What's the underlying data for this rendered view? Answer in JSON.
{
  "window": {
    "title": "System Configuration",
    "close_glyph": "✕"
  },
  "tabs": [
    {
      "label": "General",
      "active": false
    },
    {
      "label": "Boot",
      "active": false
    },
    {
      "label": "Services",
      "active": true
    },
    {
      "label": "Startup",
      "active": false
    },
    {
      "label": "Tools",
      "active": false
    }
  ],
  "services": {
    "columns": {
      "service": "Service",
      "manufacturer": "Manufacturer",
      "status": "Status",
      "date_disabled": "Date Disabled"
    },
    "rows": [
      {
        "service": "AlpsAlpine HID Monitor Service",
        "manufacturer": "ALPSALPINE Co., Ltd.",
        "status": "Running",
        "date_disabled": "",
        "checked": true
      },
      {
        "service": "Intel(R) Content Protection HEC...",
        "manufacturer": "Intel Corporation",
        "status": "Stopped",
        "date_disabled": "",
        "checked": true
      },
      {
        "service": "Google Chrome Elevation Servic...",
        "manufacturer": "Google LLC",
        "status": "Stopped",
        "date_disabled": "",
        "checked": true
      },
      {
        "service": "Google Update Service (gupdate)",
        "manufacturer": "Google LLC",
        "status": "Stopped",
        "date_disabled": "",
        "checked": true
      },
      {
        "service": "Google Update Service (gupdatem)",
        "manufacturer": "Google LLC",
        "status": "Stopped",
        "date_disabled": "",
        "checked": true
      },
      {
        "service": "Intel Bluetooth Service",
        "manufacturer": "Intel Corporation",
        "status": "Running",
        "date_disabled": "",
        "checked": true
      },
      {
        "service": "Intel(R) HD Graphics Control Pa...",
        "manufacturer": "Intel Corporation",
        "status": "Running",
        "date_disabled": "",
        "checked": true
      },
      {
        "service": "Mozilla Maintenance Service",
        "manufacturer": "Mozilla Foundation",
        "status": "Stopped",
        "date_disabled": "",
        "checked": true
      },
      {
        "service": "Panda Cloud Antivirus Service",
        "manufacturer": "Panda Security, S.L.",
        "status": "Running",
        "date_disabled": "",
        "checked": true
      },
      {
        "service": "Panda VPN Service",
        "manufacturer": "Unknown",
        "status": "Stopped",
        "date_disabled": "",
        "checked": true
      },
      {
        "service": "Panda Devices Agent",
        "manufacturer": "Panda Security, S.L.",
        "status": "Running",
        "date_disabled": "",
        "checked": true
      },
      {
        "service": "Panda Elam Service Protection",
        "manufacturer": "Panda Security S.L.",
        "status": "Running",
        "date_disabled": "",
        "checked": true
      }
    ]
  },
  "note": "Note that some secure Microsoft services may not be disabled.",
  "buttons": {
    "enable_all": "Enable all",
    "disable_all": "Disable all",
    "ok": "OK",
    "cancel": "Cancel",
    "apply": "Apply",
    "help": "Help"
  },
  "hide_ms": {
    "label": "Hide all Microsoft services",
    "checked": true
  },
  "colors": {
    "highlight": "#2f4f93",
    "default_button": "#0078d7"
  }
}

- [TASK GOAL]: Select every line of the material above holding the word "Microsoft" and copy it.

- [ANSWER BOX]:
  "note": "Note that some secure Microsoft services may not be disabled.",
    "label": "Hide all Microsoft services",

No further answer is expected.